Give the number of lines in the data that hold the string "document". Nothing else is needed.

# START OF Records

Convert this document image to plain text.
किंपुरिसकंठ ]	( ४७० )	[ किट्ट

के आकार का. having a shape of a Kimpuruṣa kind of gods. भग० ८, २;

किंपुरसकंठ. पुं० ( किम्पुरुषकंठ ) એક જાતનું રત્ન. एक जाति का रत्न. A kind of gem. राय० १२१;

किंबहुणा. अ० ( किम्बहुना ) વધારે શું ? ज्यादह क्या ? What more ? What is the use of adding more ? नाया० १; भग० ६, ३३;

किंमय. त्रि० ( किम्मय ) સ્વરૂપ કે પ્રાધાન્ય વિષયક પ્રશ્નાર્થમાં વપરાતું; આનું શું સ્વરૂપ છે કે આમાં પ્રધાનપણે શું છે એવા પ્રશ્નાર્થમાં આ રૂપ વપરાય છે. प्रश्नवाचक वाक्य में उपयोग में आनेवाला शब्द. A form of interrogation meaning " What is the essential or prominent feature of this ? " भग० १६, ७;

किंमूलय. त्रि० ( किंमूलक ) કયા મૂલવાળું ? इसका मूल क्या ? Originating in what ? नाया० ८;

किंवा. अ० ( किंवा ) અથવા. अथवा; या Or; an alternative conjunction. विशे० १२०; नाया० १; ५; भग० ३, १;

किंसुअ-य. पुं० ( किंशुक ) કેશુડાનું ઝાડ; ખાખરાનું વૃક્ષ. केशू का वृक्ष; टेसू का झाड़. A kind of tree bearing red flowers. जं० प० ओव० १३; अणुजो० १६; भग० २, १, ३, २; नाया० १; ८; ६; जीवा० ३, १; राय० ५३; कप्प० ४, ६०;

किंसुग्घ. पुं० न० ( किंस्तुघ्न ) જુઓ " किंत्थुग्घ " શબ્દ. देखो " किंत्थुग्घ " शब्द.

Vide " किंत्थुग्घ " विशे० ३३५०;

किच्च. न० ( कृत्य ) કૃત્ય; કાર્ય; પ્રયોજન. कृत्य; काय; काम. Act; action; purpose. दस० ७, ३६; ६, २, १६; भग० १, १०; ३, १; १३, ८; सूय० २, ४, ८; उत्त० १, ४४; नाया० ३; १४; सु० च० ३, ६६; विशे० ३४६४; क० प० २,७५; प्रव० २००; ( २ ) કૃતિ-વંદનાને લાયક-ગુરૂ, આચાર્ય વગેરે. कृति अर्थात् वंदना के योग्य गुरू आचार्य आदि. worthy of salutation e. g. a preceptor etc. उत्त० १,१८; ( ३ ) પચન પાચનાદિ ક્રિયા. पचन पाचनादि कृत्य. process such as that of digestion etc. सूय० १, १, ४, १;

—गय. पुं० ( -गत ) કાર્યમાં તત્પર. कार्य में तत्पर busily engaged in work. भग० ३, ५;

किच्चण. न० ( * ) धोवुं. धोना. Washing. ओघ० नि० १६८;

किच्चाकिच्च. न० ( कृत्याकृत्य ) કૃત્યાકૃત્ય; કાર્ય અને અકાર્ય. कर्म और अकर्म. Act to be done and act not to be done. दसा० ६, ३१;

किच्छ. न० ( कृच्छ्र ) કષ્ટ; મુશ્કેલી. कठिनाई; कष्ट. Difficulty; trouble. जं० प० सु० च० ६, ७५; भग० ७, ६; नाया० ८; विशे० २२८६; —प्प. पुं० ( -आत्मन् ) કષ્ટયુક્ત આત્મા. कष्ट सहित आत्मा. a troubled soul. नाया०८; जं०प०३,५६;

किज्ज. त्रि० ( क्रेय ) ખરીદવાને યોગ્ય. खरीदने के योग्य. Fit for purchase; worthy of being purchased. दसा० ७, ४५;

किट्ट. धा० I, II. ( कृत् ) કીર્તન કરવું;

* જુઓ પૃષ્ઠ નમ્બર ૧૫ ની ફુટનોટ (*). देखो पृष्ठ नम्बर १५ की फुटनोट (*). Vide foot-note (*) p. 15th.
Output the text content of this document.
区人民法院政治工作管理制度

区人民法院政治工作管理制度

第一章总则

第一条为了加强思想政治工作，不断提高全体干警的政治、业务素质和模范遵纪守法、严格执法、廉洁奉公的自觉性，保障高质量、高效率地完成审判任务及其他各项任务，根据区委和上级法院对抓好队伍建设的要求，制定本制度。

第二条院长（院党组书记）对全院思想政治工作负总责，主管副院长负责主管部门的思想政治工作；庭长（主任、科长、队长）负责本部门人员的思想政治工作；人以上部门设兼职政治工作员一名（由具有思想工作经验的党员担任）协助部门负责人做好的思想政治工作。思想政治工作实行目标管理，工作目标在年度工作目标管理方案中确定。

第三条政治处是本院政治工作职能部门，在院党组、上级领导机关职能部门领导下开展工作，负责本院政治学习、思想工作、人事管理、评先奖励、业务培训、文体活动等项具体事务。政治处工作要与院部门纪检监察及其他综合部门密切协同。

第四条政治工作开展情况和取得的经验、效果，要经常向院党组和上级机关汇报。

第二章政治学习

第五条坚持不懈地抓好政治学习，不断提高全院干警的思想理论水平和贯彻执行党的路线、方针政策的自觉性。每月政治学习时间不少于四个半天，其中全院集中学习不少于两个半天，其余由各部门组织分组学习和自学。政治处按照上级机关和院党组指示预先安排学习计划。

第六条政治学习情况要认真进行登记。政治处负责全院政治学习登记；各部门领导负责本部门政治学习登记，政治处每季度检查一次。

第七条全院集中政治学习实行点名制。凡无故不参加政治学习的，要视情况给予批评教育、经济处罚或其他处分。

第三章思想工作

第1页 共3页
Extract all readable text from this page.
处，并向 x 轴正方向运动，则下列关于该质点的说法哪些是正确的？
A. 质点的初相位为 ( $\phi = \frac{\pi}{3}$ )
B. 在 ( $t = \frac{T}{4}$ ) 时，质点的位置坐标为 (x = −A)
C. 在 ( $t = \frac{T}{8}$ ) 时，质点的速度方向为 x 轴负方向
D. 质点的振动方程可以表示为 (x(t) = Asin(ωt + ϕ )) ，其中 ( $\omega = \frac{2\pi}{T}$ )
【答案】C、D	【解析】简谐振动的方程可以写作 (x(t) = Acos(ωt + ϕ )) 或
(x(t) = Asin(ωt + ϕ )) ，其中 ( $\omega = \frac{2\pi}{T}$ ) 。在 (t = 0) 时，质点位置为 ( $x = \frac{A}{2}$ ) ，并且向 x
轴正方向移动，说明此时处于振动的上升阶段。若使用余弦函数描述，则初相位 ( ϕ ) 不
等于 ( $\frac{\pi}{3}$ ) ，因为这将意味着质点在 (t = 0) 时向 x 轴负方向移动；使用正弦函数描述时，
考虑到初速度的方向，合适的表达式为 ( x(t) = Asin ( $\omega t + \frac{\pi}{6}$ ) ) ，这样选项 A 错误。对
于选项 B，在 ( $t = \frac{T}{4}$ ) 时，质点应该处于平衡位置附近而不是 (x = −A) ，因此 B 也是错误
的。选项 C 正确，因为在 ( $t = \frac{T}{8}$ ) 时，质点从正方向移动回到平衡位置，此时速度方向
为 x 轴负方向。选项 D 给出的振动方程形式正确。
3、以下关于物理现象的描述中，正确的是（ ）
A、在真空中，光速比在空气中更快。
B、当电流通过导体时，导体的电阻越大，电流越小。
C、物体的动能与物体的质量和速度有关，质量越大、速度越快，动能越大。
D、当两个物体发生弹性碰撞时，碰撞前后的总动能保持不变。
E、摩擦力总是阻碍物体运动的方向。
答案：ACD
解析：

# END OF Records

**Correct output**
2